Dataset excerpt:
__________________________________________________

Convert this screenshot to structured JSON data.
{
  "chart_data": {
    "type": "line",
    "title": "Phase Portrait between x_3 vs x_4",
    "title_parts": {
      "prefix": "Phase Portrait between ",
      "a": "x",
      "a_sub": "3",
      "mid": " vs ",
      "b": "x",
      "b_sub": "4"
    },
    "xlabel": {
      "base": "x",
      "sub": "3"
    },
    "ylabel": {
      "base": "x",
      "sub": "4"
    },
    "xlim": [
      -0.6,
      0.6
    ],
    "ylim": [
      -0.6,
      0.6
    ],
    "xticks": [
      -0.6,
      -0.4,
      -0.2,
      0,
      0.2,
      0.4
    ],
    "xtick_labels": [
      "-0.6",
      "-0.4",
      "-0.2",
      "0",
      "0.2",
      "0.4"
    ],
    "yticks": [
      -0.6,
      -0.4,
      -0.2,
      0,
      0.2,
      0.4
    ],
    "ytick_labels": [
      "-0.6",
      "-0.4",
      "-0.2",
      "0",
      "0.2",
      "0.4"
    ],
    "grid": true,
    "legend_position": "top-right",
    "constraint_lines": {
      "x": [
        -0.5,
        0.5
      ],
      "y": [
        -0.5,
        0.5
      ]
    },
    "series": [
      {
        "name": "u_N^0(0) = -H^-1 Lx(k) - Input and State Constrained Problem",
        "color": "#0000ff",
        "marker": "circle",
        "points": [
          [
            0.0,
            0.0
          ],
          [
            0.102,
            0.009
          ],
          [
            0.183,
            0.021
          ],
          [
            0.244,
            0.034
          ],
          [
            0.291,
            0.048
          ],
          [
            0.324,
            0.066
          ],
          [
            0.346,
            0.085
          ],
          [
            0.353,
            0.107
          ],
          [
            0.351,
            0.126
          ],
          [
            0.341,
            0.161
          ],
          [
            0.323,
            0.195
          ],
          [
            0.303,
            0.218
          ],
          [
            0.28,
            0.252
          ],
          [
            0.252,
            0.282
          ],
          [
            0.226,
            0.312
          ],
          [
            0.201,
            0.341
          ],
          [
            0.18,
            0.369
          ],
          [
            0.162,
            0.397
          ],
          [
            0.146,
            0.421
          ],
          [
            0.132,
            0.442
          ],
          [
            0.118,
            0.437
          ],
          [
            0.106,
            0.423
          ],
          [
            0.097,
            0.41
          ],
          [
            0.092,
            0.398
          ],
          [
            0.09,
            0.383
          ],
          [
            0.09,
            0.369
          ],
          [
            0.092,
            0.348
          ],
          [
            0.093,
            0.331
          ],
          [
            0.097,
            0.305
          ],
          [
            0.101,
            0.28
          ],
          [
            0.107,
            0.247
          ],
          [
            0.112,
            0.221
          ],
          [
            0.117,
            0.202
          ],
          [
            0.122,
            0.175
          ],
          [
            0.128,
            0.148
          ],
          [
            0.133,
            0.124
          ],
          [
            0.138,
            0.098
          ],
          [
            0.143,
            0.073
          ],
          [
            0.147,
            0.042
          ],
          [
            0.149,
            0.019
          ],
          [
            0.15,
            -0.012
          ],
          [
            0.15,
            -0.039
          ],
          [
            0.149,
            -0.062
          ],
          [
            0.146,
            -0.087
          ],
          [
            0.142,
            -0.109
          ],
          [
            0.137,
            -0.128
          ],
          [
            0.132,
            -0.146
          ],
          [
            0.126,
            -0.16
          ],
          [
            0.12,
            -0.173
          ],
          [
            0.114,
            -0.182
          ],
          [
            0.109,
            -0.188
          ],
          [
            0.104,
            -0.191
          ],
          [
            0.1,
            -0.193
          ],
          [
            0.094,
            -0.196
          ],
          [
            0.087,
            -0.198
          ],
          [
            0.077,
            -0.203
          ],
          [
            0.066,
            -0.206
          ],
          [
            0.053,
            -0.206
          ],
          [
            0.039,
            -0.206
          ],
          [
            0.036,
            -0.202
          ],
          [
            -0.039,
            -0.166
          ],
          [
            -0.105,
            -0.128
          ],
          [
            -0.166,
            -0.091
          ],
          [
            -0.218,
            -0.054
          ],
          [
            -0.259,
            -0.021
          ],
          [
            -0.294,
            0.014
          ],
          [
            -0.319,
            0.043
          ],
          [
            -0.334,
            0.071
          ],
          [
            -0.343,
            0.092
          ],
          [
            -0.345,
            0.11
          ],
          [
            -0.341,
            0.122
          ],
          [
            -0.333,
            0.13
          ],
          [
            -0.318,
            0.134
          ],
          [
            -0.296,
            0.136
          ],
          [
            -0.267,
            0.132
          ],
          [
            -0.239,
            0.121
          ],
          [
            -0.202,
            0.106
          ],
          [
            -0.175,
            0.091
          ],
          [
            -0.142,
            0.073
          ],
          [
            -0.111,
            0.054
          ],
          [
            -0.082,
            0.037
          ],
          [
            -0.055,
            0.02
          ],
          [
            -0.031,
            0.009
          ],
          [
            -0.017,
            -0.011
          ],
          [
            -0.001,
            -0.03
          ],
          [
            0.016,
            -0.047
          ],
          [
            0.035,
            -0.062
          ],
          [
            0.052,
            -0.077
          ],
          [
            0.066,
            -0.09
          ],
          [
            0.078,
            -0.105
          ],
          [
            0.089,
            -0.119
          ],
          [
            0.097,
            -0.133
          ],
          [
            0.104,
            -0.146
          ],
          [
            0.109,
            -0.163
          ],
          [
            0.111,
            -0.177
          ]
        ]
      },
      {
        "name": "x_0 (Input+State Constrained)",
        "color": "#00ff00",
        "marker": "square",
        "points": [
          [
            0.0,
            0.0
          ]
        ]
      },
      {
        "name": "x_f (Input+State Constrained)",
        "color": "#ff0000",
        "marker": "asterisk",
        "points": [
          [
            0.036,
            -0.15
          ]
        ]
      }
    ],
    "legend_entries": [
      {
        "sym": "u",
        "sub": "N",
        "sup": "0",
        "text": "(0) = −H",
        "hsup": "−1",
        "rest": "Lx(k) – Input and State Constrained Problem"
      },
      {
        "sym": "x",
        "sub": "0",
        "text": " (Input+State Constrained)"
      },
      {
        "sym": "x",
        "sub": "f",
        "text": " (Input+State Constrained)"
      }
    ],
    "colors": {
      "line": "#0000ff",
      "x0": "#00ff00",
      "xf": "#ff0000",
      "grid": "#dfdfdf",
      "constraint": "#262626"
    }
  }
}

__________________________________________________

- _REQUEST_
Repeat the entries above exactly, leaving nothing out.

- _SOLUTION FOR THIS PROBLEM_
Convert this screenshot to structured JSON data.
{
  "chart_data": {
    "type": "line",
    "title": "Phase Portrait between x_3 vs x_4",
    "title_parts": {
      "prefix": "Phase Portrait between ",
      "a": "x",
      "a_sub": "3",
      "mid": " vs ",
      "b": "x",
      "b_sub": "4"
    },
    "xlabel": {
      "base": "x",
      "sub": "3"
    },
    "ylabel": {
      "base": "x",
      "sub": "4"
    },
    "xlim": [
      -0.6,
      0.6
    ],
    "ylim": [
      -0.6,
      0.6
    ],
    "xticks": [
      -0.6,
      -0.4,
      -0.2,
      0,
      0.2,
      0.4
    ],
    "xtick_labels": [
      "-0.6",
      "-0.4",
      "-0.2",
      "0",
      "0.2",
      "0.4"
    ],
    "yticks": [
      -0.6,
      -0.4,
      -0.2,
      0,
      0.2,
      0.4
    ],
    "ytick_labels": [
      "-0.6",
      "-0.4",
      "-0.2",
      "0",
      "0.2",
      "0.4"
    ],
    "grid": true,
    "legend_position": "top-right",
    "constraint_lines": {
      "x": [
        -0.5,
        0.5
      ],
      "y": [
        -0.5,
        0.5
      ]
    },
    "series": [
      {
        "name": "u_N^0(0) = -H^-1 Lx(k) - Input and State Constrained Problem",
        "color": "#0000ff",
        "marker": "circle",
        "points": [
          [
            0.0,
            0.0
          ],
          [
            0.102,
            0.009
          ],
          [
            0.183,
            0.021
          ],
          [
            0.244,
            0.034
          ],
          [
            0.291,
            0.048
          ],
          [
            0.324,
            0.066
          ],
          [
            0.346,
            0.085
          ],
          [
            0.353,
            0.107
          ],
          [
            0.351,
            0.126
          ],
          [
            0.341,
            0.161
          ],
          [
            0.323,
            0.195
          ],
          [
            0.303,
            0.218
          ],
          [
            0.28,
            0.252
          ],
          [
            0.252,
            0.282
          ],
          [
            0.226,
            0.312
          ],
          [
            0.201,
            0.341
          ],
          [
            0.18,
            0.369
          ],
          [
            0.162,
            0.397
          ],
          [
            0.146,
            0.421
          ],
          [
            0.132,
            0.442
          ],
          [
            0.118,
            0.437
          ],
          [
            0.106,
            0.423
          ],
          [
            0.097,
            0.41
          ],
          [
            0.092,
            0.398
          ],
          [
            0.09,
            0.383
          ],
          [
            0.09,
            0.369
          ],
          [
            0.092,
            0.348
          ],
          [
            0.093,
            0.331
          ],
          [
            0.097,
            0.305
          ],
          [
            0.101,
            0.28
          ],
          [
            0.107,
            0.247
          ],
          [
            0.112,
            0.221
          ],
          [
            0.117,
            0.202
          ],
          [
            0.122,
            0.175
          ],
          [
            0.128,
            0.148
          ],
          [
            0.133,
            0.124
          ],
          [
            0.138,
            0.098
          ],
          [
            0.143,
            0.073
          ],
          [
            0.147,
            0.042
          ],
          [
            0.149,
            0.019
          ],
          [
            0.15,
            -0.012
          ],
          [
            0.15,
            -0.039
          ],
          [
            0.149,
            -0.062
          ],
          [
            0.146,
            -0.087
          ],
          [
            0.142,
            -0.109
          ],
          [
            0.137,
            -0.128
          ],
          [
            0.132,
            -0.146
          ],
          [
            0.126,
            -0.16
          ],
          [
            0.12,
            -0.173
          ],
          [
            0.114,
            -0.182
          ],
          [
            0.109,
            -0.188
          ],
          [
            0.104,
            -0.191
          ],
          [
            0.1,
            -0.193
          ],
          [
            0.094,
            -0.196
          ],
          [
            0.087,
            -0.198
          ],
          [
            0.077,
            -0.203
          ],
          [
            0.066,
            -0.206
          ],
          [
            0.053,
            -0.206
          ],
          [
            0.039,
            -0.206
          ],
          [
            0.036,
            -0.202
          ],
          [
            -0.039,
            -0.166
          ],
          [
            -0.105,
            -0.128
          ],
          [
            -0.166,
            -0.091
          ],
          [
            -0.218,
            -0.054
          ],
          [
            -0.259,
            -0.021
          ],
          [
            -0.294,
            0.014
          ],
          [
            -0.319,
            0.043
          ],
          [
            -0.334,
            0.071
          ],
          [
            -0.343,
            0.092
          ],
          [
            -0.345,
            0.11
          ],
          [
            -0.341,
            0.122
          ],
          [
            -0.333,
            0.13
          ],
          [
            -0.318,
            0.134
          ],
          [
            -0.296,
            0.136
          ],
          [
            -0.267,
            0.132
          ],
          [
            -0.239,
            0.121
          ],
          [
            -0.202,
            0.106
          ],
          [
            -0.175,
            0.091
          ],
          [
            -0.142,
            0.073
          ],
          [
            -0.111,
            0.054
          ],
          [
            -0.082,
            0.037
          ],
          [
            -0.055,
            0.02
          ],
          [
            -0.031,
            0.009
          ],
          [
            -0.017,
            -0.011
          ],
          [
            -0.001,
            -0.03
          ],
          [
            0.016,
            -0.047
          ],
          [
            0.035,
            -0.062
          ],
          [
            0.052,
            -0.077
          ],
          [
            0.066,
            -0.09
          ],
          [
            0.078,
            -0.105
          ],
          [
            0.089,
            -0.119
          ],
          [
            0.097,
            -0.133
          ],
          [
            0.104,
            -0.146
          ],
          [
            0.109,
            -0.163
          ],
          [
            0.111,
            -0.177
          ]
        ]
      },
      {
        "name": "x_0 (Input+State Constrained)",
        "color": "#00ff00",
        "marker": "square",
        "points": [
          [
            0.0,
            0.0
          ]
        ]
      },
      {
        "name": "x_f (Input+State Constrained)",
        "color": "#ff0000",
        "marker": "asterisk",
        "points": [
          [
            0.036,
            -0.15
          ]
        ]
      }
    ],
    "legend_entries": [
      {
        "sym": "u",
        "sub": "N",
        "sup": "0",
        "text": "(0) = −H",
        "hsup": "−1",
        "rest": "Lx(k) – Input and State Constrained Problem"
      },
      {
        "sym": "x",
        "sub": "0",
        "text": " (Input+State Constrained)"
      },
      {
        "sym": "x",
        "sub": "f",
        "text": " (Input+State Constrained)"
      }
    ],
    "colors": {
      "line": "#0000ff",
      "x0": "#00ff00",
      "xf": "#ff0000",
      "grid": "#dfdfdf",
      "constraint": "#262626"
    }
  }
}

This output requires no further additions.